◆ Tantangan:
1/ Apakah setiap pernyataan berikut sesuai dengan kutipan tentang Halaqah Kubra? (a) Acara digelar selama tiga hari. (b) KH Abdurahman Muhammad memulai taushiahnya selepas shalat shubuh berjamaah. (c) Peserta acara datang dari tiga wilayah. Jawab ya atau tidak, lalu kutip kata-kata penentunya dari kutipan tanpa diubah.
2/ Silakan kutip kata demi kata bagian kutipan tentang Halaqah Kubra dari "BOGOR (Hidayatullah.or.id) —" sampai "1446 H (15/9/2024).".

◆ Kutipan:
=-=-=-=-=

BOGOR (Hidayatullah.or.id) — Halaqah Kubra menjadi ajang silaturrahim akbar bagi kader, dai, anggota, dan masyarakat dari tiga wilayah: Daerah Khusus Jakarta (DKJ), Jawa Barat, dan Banten. Acara tersebut digelar selama 2 hari di Pondok PesantrenQur’an Hidayaturrahman (PQH), Caringin, Ciawi, Bogor, dan menghadirkan Pemimpin Umum Hidayatullah, KH Abdurahman Muhammad, yang menyampaikan taushiah di penutupan acara, Ahad pagi yang dingin, 11 Rabi’ul Awal 1446 H (15/9/2024).
Mengawali taushiahnya selepas shalat shubuh berjamaah di lapangan PQH, KH Abdurahman Muhammad mengaitkan acara ini dengan bulan Rabiul Awwal, bulan kelahiran Nabi Muhammad SAW.
Rabiul Awwal, bulan kelahiran Nabi Muhammad, teragnya, menjadi momen untuk memikirkan keagungan sosok yang namanya selalu dipuji dengan shalawat, baik oleh manusia maupun malaikat
“Semangat lahirnya Muhammad inilah yang menyemangati saya juga datang di sini,” ungkapnya.
Ia menyampaikan ini sebagai pengingat penting bagi hadirin mengenai makna kelahiran Rasulullah SAW. Rabiul Awwal sebagai bulan di mana nabi terakhir umat Islam lahir, menjadi inspirasi mendalam bagi umat Islam di seluruh dunia untuk merefleksikan perjuangan, pengorbanan, serta teladan kehidupan beliau.

=-=-=-=-=

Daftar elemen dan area
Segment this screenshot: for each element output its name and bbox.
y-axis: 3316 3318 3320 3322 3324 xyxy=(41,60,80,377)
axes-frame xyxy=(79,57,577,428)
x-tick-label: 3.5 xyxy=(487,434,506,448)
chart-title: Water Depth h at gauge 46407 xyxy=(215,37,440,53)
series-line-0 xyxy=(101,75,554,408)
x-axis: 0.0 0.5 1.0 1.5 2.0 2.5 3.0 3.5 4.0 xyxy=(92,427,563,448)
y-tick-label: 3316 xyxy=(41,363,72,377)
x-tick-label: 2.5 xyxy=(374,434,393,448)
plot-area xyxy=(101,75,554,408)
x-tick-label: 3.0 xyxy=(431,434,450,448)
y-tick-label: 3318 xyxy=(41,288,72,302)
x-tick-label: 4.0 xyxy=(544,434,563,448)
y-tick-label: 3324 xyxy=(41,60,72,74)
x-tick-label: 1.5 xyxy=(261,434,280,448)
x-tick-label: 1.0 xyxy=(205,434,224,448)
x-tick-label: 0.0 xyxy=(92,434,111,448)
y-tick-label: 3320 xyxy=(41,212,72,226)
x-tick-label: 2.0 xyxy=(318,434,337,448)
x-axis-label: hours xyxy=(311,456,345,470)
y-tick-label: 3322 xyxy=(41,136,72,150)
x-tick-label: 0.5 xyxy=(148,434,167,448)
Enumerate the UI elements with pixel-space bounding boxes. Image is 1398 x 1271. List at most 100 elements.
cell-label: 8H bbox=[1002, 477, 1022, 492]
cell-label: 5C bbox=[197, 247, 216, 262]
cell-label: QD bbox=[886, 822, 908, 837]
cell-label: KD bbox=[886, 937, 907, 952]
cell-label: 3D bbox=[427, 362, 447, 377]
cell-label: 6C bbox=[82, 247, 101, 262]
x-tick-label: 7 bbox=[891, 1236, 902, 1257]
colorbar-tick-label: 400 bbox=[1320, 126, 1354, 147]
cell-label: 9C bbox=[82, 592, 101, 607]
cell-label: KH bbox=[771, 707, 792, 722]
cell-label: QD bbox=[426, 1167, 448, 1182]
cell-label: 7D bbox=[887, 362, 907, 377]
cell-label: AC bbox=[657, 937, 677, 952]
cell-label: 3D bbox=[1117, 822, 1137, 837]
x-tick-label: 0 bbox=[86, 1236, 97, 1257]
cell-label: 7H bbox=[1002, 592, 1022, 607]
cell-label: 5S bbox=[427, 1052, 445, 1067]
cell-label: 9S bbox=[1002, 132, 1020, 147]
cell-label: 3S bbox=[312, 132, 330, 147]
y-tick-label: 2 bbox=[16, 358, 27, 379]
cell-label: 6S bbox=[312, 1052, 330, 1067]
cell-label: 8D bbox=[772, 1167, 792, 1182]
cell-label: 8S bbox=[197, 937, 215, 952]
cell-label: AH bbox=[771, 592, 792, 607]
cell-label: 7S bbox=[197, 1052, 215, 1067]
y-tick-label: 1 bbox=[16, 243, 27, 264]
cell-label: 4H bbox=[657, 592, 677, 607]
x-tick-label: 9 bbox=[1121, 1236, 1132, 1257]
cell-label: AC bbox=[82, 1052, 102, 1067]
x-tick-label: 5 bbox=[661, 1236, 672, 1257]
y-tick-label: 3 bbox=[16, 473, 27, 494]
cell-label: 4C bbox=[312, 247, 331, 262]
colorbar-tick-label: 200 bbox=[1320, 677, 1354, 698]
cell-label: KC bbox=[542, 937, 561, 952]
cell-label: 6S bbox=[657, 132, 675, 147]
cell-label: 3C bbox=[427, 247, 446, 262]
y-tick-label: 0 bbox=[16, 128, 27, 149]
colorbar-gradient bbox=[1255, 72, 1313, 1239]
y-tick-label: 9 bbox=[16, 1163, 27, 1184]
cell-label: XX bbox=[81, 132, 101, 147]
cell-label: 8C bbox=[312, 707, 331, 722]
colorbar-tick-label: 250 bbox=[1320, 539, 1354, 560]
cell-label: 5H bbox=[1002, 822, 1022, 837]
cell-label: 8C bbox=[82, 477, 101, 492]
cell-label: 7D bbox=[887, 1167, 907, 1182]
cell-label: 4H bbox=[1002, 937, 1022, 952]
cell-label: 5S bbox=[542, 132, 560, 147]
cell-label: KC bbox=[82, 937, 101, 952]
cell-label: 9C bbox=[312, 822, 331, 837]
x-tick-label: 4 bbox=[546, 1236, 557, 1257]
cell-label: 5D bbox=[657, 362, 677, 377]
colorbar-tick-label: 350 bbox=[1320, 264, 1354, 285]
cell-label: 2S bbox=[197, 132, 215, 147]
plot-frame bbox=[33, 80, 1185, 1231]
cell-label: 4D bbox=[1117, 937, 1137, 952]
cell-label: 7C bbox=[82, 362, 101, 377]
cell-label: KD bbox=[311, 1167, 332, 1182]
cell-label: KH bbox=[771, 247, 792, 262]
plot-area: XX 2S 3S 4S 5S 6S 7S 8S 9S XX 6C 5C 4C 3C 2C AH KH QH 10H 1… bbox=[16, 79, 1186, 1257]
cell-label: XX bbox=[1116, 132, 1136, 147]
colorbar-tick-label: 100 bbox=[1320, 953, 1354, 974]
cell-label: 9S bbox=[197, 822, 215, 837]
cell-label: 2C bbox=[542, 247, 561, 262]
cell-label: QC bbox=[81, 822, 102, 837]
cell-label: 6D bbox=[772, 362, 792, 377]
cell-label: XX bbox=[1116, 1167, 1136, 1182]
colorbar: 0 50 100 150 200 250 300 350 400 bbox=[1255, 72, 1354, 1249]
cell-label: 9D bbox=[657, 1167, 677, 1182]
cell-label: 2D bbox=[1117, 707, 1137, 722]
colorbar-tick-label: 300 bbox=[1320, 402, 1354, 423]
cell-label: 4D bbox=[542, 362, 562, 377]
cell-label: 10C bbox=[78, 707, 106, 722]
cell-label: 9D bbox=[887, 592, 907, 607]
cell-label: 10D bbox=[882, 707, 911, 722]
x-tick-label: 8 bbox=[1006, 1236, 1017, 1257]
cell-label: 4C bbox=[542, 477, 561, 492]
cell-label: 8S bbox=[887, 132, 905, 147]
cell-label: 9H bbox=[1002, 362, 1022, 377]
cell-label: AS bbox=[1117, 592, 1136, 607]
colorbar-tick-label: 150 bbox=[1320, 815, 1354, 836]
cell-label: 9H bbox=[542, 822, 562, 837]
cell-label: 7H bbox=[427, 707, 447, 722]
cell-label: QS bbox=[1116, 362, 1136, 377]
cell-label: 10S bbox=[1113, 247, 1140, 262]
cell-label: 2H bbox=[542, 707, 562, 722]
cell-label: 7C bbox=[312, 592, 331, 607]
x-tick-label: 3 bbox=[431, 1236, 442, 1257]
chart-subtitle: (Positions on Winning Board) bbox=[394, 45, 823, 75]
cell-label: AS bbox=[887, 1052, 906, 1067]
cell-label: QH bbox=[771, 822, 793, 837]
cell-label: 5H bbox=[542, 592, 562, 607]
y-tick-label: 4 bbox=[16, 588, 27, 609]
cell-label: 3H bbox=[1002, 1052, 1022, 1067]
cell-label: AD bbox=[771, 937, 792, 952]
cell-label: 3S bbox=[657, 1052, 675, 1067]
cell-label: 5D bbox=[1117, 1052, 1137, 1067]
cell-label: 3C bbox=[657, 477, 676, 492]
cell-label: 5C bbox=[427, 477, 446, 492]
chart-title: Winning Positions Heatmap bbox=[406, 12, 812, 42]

=-=-=-=-=

◆ Penyelesaian Tiap Tugas:
1/
(a) Tidak: "digelar selama 2 hari"
(b) Ya: "Mengawali taushiahnya selepas shalat shubuh berjamaah di lapangan PQH"
(c) Ya: "dari tiga wilayah: Daerah Khusus Jakarta (DKJ), Jawa Barat, dan Banten"

2/
BOGOR (Hidayatullah.or.id) — Halaqah Kubra menjadi ajang silaturrahim akbar bagi kader, dai, anggota, dan masyarakat dari tiga wilayah: Daerah Khusus Jakarta (DKJ), Jawa Barat, dan Banten. Acara tersebut digelar selama 2 hari di Pondok PesantrenQur’an Hidayaturrahman (PQH), Caringin, Ciawi, Bogor, dan menghadirkan Pemimpin Umum Hidayatullah, KH Abdurahman Muhammad, yang menyampaikan taushiah di penutupan acara, Ahad pagi yang dingin, 11 Rabi’ul Awal 1446 H (15/9/2024).